[START OF Extracted material]

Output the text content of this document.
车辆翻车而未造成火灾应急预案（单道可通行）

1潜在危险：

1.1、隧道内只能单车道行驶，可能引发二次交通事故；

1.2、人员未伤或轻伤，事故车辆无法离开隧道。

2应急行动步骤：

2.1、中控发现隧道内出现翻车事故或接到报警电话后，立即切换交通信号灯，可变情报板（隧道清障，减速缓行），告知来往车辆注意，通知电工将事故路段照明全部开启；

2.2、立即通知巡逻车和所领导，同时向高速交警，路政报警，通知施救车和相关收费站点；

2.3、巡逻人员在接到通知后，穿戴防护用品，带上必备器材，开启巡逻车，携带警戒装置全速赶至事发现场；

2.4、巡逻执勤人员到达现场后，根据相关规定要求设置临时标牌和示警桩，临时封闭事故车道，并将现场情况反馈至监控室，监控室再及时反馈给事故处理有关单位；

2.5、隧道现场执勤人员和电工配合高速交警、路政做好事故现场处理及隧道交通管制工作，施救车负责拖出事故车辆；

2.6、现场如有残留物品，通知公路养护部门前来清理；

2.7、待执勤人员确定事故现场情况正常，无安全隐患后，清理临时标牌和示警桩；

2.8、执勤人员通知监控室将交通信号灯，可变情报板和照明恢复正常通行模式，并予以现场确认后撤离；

[END OF Extracted material]
[START OF Extracted material]

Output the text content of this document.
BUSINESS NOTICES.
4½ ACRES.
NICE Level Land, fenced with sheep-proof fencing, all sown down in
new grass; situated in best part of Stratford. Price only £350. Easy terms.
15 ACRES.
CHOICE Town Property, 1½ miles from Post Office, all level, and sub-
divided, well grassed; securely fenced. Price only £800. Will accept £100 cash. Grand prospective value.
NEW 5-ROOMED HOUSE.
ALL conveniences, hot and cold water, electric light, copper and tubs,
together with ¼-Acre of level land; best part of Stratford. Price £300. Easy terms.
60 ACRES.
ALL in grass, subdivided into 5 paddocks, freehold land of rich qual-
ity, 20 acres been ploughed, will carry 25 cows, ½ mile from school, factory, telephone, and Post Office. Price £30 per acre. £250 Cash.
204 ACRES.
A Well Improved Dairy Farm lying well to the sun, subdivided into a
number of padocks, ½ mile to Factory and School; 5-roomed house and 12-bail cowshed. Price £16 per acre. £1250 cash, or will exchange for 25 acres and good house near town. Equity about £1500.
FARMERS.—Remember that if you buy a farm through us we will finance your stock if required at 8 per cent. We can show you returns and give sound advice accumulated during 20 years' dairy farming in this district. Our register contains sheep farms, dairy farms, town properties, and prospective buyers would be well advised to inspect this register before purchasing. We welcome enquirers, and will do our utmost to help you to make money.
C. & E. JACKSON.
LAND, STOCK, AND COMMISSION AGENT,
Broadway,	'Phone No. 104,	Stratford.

[END OF Extracted material]
[START OF Extracted material]

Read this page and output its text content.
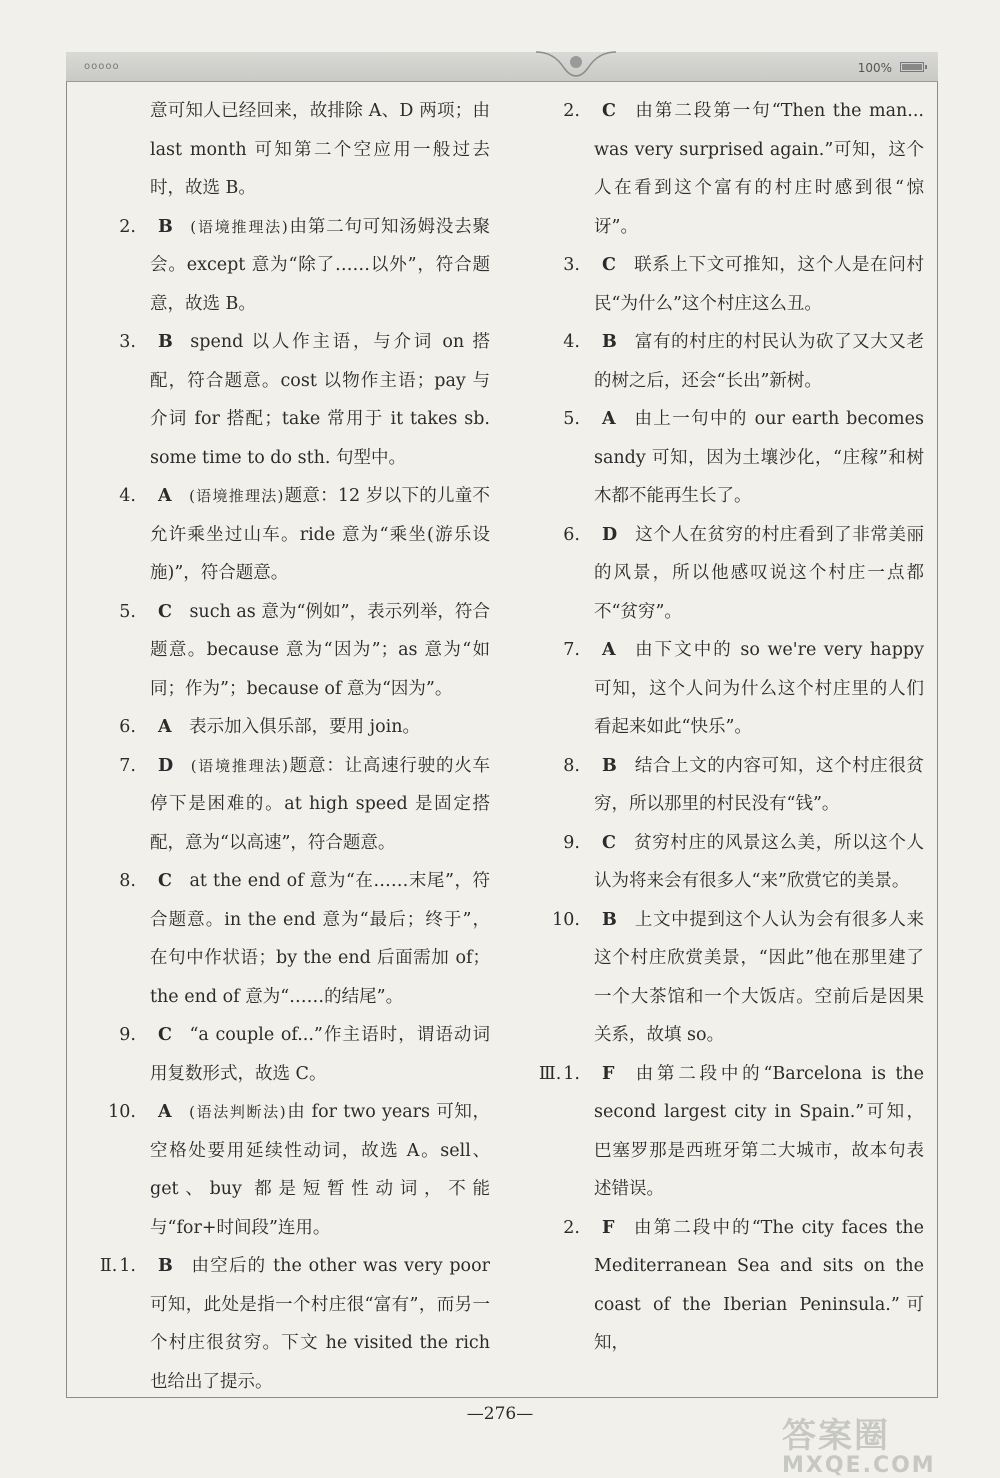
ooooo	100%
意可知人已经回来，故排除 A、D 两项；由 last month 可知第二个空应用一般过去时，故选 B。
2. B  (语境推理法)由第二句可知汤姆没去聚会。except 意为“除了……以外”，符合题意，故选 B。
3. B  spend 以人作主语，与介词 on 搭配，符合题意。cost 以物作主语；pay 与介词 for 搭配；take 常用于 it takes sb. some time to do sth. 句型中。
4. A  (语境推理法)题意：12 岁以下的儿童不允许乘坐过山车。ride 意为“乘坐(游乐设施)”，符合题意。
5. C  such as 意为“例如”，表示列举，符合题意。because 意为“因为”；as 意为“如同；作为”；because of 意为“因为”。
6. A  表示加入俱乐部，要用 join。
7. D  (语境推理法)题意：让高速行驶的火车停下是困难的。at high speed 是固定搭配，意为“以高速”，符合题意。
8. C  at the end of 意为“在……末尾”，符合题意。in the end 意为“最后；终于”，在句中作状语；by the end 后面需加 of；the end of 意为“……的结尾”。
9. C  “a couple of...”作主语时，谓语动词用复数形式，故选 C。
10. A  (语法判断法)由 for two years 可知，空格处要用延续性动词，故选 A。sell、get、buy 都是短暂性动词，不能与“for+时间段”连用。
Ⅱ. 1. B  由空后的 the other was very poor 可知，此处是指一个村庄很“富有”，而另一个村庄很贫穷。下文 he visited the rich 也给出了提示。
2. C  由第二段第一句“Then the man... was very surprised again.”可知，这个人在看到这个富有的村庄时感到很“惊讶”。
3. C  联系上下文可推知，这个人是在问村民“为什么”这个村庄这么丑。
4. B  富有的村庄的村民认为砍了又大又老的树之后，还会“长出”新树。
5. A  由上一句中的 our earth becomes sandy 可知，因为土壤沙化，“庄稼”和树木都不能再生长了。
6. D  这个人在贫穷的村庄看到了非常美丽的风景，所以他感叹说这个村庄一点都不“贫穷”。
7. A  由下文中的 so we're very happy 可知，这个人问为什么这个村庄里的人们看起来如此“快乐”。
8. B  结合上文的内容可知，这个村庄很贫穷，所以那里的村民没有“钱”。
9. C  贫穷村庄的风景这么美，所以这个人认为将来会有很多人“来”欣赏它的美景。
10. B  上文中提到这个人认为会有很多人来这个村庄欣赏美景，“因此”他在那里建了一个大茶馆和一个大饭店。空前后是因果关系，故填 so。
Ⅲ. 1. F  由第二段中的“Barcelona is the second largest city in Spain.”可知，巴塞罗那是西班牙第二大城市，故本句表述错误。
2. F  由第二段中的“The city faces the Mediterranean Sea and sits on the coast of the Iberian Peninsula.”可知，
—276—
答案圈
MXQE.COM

[END OF Extracted material]

Written instruction:
In the entries above, find each line with the word "Post" and show it.

Output for this task:
CHOICE Town Property, 1½ miles from Post Office, all level, and sub-
ity, 20 acres been ploughed, will carry 25 cows, ½ mile from school, factory, telephone, and Post Office. Price £30 per acre. £250 Cash.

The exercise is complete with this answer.